╭─ INFORMATION SUPPLIED

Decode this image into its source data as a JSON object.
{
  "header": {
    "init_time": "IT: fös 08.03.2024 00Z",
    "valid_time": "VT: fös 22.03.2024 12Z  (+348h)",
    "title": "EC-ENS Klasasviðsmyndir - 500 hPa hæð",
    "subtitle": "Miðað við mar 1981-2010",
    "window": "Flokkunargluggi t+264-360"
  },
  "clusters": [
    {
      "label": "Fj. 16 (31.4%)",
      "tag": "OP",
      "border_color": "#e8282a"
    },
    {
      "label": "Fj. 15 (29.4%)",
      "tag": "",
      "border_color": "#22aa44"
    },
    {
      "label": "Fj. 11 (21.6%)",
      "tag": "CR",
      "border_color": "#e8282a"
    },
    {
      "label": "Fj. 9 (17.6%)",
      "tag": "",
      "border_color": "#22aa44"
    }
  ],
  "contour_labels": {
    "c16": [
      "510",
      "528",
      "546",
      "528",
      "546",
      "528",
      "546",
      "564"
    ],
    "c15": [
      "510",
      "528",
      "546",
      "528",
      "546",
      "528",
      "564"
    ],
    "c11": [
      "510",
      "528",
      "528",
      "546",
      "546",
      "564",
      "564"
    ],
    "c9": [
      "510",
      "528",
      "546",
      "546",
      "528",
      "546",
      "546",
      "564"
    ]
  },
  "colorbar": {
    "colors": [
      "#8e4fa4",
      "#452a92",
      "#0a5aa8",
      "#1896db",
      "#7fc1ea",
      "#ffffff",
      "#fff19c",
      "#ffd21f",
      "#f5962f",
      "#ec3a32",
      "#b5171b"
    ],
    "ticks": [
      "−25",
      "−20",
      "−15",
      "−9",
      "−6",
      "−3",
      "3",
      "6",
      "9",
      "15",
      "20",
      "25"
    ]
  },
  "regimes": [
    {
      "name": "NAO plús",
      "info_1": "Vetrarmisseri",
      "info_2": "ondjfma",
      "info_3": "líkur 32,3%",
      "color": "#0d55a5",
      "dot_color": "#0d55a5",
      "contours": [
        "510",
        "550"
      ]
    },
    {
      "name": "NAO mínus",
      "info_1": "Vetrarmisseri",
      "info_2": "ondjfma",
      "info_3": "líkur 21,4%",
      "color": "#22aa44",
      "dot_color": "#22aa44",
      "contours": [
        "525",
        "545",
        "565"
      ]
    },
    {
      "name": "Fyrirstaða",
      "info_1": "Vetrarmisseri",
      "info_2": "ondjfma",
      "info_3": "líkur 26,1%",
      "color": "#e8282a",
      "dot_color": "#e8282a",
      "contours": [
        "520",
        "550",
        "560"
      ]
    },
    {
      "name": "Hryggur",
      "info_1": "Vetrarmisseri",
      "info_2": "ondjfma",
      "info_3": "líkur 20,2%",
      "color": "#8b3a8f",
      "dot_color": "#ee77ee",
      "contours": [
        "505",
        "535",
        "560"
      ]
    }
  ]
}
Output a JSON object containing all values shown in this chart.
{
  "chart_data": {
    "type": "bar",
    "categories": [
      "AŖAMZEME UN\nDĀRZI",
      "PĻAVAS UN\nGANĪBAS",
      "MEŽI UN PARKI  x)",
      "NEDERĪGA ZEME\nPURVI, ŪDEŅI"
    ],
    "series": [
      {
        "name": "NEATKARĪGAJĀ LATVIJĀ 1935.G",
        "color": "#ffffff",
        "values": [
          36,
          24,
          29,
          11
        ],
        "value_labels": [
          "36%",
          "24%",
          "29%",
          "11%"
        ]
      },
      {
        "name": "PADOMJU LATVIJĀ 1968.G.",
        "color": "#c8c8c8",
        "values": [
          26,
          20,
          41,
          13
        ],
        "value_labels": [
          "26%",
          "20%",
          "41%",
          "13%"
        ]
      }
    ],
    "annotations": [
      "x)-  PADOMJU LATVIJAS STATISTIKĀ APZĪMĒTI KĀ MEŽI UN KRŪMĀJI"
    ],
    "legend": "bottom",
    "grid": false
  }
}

╰─

WORK REQUIRED
Retype every record above exactly as it appears.

SOLUTION FOR THIS TASK
Decode this image into its source data as a JSON object.
{
  "header": {
    "init_time": "IT: fös 08.03.2024 00Z",
    "valid_time": "VT: fös 22.03.2024 12Z  (+348h)",
    "title": "EC-ENS Klasasviðsmyndir - 500 hPa hæð",
    "subtitle": "Miðað við mar 1981-2010",
    "window": "Flokkunargluggi t+264-360"
  },
  "clusters": [
    {
      "label": "Fj. 16 (31.4%)",
      "tag": "OP",
      "border_color": "#e8282a"
    },
    {
      "label": "Fj. 15 (29.4%)",
      "tag": "",
      "border_color": "#22aa44"
    },
    {
      "label": "Fj. 11 (21.6%)",
      "tag": "CR",
      "border_color": "#e8282a"
    },
    {
      "label": "Fj. 9 (17.6%)",
      "tag": "",
      "border_color": "#22aa44"
    }
  ],
  "contour_labels": {
    "c16": [
      "510",
      "528",
      "546",
      "528",
      "546",
      "528",
      "546",
      "564"
    ],
    "c15": [
      "510",
      "528",
      "546",
      "528",
      "546",
      "528",
      "564"
    ],
    "c11": [
      "510",
      "528",
      "528",
      "546",
      "546",
      "564",
      "564"
    ],
    "c9": [
      "510",
      "528",
      "546",
      "546",
      "528",
      "546",
      "546",
      "564"
    ]
  },
  "colorbar": {
    "colors": [
      "#8e4fa4",
      "#452a92",
      "#0a5aa8",
      "#1896db",
      "#7fc1ea",
      "#ffffff",
      "#fff19c",
      "#ffd21f",
      "#f5962f",
      "#ec3a32",
      "#b5171b"
    ],
    "ticks": [
      "−25",
      "−20",
      "−15",
      "−9",
      "−6",
      "−3",
      "3",
      "6",
      "9",
      "15",
      "20",
      "25"
    ]
  },
  "regimes": [
    {
      "name": "NAO plús",
      "info_1": "Vetrarmisseri",
      "info_2": "ondjfma",
      "info_3": "líkur 32,3%",
      "color": "#0d55a5",
      "dot_color": "#0d55a5",
      "contours": [
        "510",
        "550"
      ]
    },
    {
      "name": "NAO mínus",
      "info_1": "Vetrarmisseri",
      "info_2": "ondjfma",
      "info_3": "líkur 21,4%",
      "color": "#22aa44",
      "dot_color": "#22aa44",
      "contours": [
        "525",
        "545",
        "565"
      ]
    },
    {
      "name": "Fyrirstaða",
      "info_1": "Vetrarmisseri",
      "info_2": "ondjfma",
      "info_3": "líkur 26,1%",
      "color": "#e8282a",
      "dot_color": "#e8282a",
      "contours": [
        "520",
        "550",
        "560"
      ]
    },
    {
      "name": "Hryggur",
      "info_1": "Vetrarmisseri",
      "info_2": "ondjfma",
      "info_3": "líkur 20,2%",
      "color": "#8b3a8f",
      "dot_color": "#ee77ee",
      "contours": [
        "505",
        "535",
        "560"
      ]
    }
  ]
}
Output a JSON object containing all values shown in this chart.
{
  "chart_data": {
    "type": "bar",
    "categories": [
      "AŖAMZEME UN\nDĀRZI",
      "PĻAVAS UN\nGANĪBAS",
      "MEŽI UN PARKI  x)",
      "NEDERĪGA ZEME\nPURVI, ŪDEŅI"
    ],
    "series": [
      {
        "name": "NEATKARĪGAJĀ LATVIJĀ 1935.G",
        "color": "#ffffff",
        "values": [
          36,
          24,
          29,
          11
        ],
        "value_labels": [
          "36%",
          "24%",
          "29%",
          "11%"
        ]
      },
      {
        "name": "PADOMJU LATVIJĀ 1968.G.",
        "color": "#c8c8c8",
        "values": [
          26,
          20,
          41,
          13
        ],
        "value_labels": [
          "26%",
          "20%",
          "41%",
          "13%"
        ]
      }
    ],
    "annotations": [
      "x)-  PADOMJU LATVIJAS STATISTIKĀ APZĪMĒTI KĀ MEŽI UN KRŪMĀJI"
    ],
    "legend": "bottom",
    "grid": false
  }
}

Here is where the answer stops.